(Job)
Locate the lines where "JSON" occurs and copy them as they stand.

(Saved entries)
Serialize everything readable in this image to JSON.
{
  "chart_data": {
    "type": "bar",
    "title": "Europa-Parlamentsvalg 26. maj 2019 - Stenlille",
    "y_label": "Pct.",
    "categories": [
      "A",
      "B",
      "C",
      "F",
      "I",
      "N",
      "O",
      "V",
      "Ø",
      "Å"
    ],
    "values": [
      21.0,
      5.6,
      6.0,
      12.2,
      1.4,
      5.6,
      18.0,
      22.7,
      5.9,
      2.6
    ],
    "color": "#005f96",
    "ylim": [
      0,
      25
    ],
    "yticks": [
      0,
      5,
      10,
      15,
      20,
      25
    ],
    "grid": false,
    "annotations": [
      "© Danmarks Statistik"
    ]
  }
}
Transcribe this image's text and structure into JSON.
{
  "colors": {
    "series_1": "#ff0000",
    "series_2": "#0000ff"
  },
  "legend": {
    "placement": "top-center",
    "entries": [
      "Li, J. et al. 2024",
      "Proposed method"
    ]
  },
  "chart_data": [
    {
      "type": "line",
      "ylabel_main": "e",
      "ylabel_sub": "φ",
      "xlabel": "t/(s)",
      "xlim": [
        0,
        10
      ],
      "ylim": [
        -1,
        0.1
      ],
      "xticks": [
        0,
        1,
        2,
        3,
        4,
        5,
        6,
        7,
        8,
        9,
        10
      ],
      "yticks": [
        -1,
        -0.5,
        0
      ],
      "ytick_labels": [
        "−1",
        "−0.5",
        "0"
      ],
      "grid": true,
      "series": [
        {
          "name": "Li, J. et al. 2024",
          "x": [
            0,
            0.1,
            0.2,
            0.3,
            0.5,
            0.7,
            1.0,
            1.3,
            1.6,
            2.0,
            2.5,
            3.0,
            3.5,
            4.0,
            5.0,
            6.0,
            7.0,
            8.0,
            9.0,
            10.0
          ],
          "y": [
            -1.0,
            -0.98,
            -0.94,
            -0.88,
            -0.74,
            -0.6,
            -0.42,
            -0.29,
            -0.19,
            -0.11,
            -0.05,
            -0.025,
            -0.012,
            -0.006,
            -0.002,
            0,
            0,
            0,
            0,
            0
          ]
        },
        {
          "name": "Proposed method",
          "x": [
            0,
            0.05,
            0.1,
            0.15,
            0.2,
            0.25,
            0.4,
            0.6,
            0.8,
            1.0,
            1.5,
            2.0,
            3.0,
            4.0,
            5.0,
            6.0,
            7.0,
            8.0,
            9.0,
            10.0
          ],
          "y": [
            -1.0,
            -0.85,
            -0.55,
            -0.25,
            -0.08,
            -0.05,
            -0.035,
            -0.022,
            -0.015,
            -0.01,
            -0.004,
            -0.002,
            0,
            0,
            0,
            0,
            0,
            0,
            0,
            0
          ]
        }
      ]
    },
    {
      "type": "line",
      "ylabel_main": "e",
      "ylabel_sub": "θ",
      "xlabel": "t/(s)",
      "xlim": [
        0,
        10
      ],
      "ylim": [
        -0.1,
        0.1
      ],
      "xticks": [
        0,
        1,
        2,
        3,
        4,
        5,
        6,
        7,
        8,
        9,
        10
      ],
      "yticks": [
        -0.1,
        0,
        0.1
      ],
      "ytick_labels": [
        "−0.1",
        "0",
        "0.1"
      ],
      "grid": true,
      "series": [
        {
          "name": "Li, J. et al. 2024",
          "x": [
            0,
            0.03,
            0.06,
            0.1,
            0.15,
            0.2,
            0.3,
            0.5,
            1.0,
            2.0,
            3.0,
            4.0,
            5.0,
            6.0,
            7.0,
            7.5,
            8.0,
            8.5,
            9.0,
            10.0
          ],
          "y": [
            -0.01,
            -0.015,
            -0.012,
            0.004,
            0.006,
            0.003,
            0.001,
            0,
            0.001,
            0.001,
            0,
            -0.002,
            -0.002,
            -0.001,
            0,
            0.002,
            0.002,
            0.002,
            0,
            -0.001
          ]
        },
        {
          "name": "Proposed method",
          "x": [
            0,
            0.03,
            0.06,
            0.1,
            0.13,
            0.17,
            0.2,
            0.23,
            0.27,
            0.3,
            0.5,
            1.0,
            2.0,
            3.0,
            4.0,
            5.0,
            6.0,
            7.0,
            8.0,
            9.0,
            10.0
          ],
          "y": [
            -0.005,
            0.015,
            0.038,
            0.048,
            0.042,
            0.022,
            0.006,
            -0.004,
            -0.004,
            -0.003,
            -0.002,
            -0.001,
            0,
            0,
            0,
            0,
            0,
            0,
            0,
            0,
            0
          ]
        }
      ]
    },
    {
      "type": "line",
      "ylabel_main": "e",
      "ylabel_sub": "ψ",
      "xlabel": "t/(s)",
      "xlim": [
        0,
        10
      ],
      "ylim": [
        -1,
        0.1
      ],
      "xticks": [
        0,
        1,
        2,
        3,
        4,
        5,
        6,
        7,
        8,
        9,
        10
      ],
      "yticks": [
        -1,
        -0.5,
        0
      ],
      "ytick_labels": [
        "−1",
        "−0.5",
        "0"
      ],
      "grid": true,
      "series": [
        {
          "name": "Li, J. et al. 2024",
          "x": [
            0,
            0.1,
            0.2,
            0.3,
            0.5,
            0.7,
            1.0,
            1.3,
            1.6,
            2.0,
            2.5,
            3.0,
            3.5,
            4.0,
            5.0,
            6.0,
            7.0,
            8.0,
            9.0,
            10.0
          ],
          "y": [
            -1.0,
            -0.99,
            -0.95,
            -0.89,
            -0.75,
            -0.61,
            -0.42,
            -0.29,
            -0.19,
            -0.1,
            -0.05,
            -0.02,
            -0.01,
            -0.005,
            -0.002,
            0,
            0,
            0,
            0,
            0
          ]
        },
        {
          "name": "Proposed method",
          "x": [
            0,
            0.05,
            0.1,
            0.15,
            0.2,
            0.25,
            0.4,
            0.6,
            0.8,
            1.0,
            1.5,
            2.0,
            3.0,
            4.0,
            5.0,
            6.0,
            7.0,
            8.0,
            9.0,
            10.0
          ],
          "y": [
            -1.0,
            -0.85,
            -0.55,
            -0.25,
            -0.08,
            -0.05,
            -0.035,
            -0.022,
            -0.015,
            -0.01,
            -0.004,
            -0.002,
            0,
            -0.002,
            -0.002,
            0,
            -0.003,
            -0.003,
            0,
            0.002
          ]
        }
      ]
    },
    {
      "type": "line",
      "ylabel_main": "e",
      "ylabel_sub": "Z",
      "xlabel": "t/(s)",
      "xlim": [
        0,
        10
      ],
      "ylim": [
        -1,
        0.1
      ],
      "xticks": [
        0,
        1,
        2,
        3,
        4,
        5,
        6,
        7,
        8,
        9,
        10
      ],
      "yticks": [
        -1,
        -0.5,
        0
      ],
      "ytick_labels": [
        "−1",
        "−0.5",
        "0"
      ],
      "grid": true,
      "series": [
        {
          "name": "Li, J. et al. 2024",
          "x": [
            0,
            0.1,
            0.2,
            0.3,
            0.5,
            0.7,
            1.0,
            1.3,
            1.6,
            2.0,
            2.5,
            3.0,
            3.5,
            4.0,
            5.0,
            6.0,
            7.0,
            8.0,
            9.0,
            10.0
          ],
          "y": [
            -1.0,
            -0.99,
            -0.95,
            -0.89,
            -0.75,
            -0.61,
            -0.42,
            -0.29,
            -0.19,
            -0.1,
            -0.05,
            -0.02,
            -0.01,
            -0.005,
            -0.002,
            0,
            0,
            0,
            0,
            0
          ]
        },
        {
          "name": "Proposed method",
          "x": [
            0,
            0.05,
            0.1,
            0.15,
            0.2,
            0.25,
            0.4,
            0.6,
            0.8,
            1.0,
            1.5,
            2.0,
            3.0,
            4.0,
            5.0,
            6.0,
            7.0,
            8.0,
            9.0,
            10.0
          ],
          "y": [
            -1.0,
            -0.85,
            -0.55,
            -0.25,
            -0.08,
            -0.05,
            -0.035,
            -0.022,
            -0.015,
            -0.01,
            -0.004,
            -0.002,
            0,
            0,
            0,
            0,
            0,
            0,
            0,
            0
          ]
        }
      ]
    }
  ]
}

(Exercise response)
Serialize everything readable in this image to JSON.
Transcribe this image's text and structure into JSON.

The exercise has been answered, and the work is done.